Extracted data:
━━━━━━━━

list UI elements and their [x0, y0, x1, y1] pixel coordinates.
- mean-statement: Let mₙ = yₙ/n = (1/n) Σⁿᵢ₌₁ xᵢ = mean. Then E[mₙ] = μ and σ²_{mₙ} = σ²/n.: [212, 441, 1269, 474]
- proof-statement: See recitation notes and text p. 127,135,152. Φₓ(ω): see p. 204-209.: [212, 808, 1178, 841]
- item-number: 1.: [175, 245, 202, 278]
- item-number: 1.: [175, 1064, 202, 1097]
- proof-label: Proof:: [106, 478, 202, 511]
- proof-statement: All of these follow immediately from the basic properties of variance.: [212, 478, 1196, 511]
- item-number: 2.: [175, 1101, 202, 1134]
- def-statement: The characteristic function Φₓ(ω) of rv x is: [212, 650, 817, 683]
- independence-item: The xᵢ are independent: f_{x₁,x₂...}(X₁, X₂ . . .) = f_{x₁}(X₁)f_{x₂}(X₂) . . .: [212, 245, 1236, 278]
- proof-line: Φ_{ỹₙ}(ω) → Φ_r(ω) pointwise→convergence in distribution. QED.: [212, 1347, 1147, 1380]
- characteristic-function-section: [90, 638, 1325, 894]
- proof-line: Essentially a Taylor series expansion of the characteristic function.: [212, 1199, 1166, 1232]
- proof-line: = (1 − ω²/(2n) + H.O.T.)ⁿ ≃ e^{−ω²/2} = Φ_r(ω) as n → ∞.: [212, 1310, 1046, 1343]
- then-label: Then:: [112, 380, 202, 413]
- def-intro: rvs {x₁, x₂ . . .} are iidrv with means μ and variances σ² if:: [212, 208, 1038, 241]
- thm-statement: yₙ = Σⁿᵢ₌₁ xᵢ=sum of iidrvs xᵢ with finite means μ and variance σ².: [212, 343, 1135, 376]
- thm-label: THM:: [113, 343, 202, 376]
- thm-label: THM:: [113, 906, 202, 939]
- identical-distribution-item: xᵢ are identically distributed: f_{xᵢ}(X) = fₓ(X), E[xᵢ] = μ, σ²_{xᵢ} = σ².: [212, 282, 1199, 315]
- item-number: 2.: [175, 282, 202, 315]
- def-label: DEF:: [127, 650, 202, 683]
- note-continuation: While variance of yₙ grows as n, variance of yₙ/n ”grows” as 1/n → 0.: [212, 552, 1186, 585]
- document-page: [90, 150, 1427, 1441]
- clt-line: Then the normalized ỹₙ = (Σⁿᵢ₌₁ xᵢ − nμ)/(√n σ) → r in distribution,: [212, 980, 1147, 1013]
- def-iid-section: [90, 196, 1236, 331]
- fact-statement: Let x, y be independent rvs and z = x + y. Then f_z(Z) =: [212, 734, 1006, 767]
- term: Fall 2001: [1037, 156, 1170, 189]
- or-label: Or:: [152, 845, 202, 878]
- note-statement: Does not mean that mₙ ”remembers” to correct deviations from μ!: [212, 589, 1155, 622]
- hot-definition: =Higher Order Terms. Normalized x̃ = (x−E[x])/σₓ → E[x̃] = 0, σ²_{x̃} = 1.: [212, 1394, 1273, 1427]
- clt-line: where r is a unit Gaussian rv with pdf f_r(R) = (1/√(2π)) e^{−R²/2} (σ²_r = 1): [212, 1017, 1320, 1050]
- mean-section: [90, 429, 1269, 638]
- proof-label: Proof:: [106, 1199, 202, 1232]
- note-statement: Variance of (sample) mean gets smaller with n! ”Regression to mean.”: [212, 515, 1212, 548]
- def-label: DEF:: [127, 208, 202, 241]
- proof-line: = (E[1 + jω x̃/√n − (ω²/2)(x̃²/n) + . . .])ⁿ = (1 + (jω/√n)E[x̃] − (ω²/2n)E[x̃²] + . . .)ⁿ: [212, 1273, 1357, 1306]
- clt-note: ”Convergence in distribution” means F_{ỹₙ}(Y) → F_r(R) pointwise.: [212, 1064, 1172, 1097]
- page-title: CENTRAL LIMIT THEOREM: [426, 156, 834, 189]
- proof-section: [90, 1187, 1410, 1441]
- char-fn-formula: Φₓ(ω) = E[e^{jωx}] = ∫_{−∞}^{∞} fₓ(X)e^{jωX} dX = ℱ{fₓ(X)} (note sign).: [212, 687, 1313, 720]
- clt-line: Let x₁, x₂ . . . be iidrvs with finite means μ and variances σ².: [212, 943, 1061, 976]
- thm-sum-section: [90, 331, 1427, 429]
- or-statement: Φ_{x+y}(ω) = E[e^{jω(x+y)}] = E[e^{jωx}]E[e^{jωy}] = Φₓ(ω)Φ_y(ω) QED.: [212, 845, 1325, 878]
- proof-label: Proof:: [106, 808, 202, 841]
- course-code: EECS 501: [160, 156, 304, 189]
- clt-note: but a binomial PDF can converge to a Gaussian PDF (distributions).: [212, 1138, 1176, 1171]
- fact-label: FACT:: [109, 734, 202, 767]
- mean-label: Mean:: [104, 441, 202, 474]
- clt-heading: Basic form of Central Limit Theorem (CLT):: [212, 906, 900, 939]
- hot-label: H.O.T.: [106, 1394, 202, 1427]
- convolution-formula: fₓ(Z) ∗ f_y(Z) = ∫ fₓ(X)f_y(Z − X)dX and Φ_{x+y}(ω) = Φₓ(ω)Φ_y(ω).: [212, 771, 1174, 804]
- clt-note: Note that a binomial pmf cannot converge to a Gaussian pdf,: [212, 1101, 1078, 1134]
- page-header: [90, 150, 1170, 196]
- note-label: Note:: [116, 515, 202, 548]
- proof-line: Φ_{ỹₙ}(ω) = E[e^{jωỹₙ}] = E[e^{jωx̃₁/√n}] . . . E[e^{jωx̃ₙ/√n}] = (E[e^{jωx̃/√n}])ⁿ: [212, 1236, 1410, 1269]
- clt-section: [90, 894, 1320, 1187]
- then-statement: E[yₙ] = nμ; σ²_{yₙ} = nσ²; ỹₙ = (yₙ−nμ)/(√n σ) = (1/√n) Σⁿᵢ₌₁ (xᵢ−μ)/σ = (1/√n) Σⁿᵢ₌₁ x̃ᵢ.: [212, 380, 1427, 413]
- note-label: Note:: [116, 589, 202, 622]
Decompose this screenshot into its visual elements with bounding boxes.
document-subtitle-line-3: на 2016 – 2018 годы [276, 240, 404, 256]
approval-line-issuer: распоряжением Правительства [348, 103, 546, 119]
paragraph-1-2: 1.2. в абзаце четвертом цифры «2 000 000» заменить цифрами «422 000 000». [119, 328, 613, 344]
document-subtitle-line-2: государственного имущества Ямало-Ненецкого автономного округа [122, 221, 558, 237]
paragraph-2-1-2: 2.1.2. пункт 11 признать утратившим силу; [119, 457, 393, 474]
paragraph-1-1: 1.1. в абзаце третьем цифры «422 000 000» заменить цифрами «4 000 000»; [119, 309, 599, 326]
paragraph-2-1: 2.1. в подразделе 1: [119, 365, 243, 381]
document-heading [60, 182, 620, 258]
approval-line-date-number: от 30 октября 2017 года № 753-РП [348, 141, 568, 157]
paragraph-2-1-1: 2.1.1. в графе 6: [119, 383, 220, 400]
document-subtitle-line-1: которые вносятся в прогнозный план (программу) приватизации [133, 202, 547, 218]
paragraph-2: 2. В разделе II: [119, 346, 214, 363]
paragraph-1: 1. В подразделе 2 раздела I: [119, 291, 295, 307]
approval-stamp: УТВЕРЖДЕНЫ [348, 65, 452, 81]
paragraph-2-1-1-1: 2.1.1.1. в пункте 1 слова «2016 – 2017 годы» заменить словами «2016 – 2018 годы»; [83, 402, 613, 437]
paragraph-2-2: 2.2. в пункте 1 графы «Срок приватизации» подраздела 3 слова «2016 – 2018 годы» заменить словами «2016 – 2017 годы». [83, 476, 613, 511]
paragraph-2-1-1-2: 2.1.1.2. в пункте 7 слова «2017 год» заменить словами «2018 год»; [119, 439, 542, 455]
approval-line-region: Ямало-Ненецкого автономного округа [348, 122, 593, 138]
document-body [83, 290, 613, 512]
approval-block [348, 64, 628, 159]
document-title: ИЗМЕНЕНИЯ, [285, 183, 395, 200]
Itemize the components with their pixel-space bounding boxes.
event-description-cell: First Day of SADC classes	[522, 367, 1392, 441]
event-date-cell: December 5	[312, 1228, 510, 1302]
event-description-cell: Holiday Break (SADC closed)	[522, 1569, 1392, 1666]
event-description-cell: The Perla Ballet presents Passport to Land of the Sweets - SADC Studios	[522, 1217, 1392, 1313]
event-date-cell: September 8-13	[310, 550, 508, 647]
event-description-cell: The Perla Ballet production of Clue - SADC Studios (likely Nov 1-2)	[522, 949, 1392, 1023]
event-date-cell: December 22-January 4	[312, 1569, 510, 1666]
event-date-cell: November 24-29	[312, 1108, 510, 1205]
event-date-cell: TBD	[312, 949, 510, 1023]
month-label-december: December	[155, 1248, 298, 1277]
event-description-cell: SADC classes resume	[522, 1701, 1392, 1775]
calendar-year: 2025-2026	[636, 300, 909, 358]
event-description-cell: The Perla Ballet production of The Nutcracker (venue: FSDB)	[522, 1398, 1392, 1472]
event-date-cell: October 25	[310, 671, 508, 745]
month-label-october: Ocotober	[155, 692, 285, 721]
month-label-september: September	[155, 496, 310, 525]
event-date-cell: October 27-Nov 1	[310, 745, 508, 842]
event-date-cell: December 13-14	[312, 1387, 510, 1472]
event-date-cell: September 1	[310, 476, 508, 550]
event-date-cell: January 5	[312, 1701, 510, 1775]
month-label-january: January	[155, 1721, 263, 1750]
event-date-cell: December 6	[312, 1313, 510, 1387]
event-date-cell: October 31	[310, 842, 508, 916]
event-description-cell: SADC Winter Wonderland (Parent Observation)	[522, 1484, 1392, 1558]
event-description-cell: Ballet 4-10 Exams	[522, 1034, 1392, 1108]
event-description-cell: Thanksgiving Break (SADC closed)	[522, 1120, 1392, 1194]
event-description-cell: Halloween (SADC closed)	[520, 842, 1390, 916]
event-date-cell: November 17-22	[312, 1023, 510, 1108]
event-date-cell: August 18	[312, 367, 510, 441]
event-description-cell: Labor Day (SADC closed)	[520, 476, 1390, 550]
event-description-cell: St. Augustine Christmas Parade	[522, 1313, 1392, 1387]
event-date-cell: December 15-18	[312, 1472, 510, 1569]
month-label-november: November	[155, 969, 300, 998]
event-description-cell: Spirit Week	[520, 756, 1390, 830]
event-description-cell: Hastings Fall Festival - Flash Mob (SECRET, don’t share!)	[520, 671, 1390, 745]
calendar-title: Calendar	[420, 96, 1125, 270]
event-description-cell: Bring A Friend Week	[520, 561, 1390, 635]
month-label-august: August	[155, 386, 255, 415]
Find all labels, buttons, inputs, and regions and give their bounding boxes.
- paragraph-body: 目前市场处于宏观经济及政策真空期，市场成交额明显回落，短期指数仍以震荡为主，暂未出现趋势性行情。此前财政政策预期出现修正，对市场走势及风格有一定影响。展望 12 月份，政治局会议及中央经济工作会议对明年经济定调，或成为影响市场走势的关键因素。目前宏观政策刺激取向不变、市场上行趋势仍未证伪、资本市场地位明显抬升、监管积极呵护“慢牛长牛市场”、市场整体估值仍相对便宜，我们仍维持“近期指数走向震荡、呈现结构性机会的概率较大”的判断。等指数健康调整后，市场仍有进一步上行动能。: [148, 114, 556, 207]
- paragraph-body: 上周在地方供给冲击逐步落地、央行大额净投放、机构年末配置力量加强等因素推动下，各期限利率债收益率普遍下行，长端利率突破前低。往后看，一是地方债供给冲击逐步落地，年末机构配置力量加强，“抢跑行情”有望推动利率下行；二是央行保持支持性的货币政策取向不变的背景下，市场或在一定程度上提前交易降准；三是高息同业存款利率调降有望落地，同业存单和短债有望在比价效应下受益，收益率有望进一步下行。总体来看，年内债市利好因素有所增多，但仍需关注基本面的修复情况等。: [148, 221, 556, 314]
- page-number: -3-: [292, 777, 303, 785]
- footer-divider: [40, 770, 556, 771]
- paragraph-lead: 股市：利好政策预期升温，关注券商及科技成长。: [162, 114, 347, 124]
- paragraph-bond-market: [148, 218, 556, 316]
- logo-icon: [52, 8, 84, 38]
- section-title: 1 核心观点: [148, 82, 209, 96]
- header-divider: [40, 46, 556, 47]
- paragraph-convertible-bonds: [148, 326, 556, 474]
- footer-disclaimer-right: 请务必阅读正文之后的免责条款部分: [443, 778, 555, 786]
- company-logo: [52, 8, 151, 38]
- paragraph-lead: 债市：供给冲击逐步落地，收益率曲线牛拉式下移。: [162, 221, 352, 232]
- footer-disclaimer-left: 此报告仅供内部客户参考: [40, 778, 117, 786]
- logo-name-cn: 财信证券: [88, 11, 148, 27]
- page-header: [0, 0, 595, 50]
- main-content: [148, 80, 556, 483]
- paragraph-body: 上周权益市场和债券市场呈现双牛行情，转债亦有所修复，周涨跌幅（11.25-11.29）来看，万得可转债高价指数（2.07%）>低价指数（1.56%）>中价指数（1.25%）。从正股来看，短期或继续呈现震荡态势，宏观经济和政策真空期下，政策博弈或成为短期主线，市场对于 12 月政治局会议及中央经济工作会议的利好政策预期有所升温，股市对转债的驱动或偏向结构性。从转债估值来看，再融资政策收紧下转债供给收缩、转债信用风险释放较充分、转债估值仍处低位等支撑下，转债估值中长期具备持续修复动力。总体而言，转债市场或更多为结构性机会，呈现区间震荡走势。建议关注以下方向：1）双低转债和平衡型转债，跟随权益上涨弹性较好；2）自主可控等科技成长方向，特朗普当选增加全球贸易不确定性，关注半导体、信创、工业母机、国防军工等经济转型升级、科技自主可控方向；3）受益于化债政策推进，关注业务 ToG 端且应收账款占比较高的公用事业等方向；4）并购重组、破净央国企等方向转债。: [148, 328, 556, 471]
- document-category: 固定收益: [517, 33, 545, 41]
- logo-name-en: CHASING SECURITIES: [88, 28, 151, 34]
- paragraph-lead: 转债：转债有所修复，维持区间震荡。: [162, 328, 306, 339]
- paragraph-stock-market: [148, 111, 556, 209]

━━━━━━━━

What is asked: Starting at the beginning of the records and stopping after the line that contains "- proof-statement: See", give those lines again with "recitation" swapped for "lecture" and nothing else changed.

Task response:
list UI elements and their [x0, y0, x1, y1] pixel coordinates.
- mean-statement: Let mₙ = yₙ/n = (1/n) Σⁿᵢ₌₁ xᵢ = mean. Then E[mₙ] = μ and σ²_{mₙ} = σ²/n.: [212, 441, 1269, 474]
- proof-statement: See lecture notes and text p. 127,135,152. Φₓ(ω): see p. 204-209.: [212, 808, 1178, 841]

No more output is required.